— Start —
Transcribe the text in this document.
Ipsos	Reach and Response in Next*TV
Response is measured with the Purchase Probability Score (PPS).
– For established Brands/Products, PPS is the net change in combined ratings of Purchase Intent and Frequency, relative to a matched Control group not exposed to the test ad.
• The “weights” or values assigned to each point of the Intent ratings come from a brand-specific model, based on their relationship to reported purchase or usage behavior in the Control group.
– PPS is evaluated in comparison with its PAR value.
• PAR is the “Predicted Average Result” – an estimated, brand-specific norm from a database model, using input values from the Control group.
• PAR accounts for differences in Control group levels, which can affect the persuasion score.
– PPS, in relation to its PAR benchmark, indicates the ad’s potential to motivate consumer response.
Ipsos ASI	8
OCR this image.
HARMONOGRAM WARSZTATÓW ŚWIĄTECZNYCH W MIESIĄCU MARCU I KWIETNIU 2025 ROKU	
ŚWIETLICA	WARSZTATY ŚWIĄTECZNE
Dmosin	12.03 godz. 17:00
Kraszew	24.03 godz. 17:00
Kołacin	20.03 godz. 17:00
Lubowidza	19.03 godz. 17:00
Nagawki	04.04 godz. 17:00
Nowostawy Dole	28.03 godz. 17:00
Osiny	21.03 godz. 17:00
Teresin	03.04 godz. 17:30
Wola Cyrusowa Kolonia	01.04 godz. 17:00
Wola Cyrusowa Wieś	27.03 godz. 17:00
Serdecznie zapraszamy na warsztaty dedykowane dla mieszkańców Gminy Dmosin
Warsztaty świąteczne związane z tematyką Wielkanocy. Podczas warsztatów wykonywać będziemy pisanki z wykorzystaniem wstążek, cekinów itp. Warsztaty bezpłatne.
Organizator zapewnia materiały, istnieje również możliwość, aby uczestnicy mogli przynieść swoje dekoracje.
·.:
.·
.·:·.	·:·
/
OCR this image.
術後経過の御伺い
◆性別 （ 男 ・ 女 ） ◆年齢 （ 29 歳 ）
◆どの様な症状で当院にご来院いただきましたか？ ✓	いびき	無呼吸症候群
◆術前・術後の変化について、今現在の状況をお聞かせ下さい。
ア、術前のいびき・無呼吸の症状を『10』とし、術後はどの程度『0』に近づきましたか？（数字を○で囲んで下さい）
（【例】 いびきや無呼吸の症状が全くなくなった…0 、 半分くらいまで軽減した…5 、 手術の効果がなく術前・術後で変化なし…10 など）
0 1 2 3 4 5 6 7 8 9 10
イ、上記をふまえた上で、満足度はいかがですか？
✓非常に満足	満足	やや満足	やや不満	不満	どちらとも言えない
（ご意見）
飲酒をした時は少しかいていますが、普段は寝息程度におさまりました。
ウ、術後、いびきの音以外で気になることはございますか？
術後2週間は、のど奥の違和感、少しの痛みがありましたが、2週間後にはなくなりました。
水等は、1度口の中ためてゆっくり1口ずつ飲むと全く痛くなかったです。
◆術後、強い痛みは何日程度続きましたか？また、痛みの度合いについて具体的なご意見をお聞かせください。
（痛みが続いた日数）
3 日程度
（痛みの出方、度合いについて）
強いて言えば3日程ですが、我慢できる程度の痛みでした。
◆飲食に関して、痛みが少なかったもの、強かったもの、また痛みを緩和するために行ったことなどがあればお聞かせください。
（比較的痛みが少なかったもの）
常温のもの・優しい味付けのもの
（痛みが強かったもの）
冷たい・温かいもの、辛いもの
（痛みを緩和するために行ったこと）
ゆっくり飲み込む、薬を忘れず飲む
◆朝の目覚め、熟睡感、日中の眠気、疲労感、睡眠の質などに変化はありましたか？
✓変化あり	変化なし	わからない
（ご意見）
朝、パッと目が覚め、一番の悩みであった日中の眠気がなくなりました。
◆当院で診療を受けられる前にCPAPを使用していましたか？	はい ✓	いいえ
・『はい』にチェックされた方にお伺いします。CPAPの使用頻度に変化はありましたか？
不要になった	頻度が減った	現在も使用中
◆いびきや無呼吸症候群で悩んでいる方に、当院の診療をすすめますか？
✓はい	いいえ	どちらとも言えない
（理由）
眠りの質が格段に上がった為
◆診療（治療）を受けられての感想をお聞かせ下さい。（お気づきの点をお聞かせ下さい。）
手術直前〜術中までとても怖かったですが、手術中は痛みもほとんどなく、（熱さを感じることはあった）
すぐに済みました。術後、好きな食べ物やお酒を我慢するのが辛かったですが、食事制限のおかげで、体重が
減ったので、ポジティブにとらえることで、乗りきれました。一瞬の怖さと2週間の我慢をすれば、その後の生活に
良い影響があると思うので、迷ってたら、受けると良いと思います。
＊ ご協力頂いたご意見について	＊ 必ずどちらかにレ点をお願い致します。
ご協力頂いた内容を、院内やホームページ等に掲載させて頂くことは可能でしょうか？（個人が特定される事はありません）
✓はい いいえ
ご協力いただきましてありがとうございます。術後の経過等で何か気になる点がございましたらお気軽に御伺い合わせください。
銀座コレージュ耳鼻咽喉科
— End —
--- WHAT TO DO ---
Find every line that includes the string "Dmosin". Report how many there are and nothing else.

--- WRITTEN ANSWER ---
2